(Layout annotation data)
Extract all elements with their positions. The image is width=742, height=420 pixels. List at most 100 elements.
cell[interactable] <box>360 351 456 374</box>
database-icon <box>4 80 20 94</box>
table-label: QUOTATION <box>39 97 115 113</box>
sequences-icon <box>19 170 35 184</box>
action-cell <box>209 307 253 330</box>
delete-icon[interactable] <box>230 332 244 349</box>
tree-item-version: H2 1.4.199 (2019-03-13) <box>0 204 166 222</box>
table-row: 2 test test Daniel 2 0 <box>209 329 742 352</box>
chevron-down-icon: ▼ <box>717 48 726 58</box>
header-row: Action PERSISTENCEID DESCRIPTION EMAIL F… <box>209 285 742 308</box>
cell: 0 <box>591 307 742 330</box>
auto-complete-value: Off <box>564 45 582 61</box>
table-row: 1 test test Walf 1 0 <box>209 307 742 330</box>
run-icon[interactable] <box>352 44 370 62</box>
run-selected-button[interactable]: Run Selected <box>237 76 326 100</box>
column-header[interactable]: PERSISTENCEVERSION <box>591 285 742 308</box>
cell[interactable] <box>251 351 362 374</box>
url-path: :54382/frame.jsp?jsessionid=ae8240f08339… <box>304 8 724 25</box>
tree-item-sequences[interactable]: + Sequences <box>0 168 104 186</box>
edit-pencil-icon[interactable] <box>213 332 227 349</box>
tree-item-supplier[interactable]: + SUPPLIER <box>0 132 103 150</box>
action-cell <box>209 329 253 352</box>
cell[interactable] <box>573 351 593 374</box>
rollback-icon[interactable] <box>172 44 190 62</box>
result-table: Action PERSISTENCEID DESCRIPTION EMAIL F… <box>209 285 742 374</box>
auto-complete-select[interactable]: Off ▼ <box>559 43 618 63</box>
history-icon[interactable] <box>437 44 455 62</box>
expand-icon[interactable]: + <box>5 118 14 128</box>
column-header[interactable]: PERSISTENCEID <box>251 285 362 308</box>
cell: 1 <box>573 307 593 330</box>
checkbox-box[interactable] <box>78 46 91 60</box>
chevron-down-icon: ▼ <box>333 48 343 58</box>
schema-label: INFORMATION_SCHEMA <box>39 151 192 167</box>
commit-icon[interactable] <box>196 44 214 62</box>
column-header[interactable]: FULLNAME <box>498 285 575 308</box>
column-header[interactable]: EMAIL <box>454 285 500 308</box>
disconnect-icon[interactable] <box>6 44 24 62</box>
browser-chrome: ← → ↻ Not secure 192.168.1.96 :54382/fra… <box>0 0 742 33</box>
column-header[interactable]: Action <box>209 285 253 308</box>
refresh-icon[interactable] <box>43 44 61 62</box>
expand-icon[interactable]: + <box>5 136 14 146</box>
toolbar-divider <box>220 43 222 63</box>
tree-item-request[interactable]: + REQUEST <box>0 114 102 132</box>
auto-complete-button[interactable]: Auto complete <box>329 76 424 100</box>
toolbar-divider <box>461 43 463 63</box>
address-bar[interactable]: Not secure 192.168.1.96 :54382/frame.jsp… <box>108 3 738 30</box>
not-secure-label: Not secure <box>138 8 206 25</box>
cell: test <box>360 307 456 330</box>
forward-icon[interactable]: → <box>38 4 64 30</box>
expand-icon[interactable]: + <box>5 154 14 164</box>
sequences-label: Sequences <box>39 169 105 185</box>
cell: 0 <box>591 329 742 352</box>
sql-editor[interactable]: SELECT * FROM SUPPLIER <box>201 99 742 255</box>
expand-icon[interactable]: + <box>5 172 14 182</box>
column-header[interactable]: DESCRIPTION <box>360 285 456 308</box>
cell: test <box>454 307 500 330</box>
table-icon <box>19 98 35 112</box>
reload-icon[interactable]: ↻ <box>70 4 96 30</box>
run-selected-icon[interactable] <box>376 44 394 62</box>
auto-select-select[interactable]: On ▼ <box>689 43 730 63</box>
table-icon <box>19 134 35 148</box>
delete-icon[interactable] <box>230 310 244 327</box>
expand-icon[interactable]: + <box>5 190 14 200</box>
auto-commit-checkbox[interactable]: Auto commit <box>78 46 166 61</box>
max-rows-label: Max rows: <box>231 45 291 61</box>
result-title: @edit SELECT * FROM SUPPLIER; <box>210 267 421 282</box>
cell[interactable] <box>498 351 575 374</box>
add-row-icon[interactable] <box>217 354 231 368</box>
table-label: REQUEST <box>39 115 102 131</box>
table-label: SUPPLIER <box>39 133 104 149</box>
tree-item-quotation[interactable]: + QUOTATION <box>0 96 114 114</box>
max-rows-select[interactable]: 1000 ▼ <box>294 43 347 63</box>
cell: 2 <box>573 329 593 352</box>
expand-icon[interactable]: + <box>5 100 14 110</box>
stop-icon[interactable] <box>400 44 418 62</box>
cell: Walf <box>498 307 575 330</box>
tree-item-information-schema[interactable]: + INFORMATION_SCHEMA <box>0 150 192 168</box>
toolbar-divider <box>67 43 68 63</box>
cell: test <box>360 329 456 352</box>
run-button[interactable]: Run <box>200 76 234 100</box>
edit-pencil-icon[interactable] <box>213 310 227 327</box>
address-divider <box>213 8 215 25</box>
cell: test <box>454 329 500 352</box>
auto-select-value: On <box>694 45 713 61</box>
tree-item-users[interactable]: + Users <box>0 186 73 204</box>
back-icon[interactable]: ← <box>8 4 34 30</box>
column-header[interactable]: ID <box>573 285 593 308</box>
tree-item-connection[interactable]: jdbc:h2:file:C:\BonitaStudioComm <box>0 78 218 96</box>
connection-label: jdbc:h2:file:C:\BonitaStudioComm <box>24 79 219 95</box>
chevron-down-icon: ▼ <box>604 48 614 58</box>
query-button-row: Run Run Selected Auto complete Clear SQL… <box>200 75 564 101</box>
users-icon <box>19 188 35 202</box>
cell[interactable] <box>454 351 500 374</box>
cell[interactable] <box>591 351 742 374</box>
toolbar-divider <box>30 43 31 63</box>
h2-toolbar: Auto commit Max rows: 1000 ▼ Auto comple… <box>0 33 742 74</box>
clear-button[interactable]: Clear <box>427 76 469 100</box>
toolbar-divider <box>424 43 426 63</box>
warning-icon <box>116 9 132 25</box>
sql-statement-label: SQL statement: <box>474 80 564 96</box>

Task objective >>
Which lines in the entries above contain the string "result", with case counting? Pick out each of those lines and copy it.

Answer below >>
result-table: Action PERSISTENCEID DESCRIPTION EMAIL F… <box>209 285 742 374</box>
result-title: @edit SELECT * FROM SUPPLIER; <box>210 267 421 282</box>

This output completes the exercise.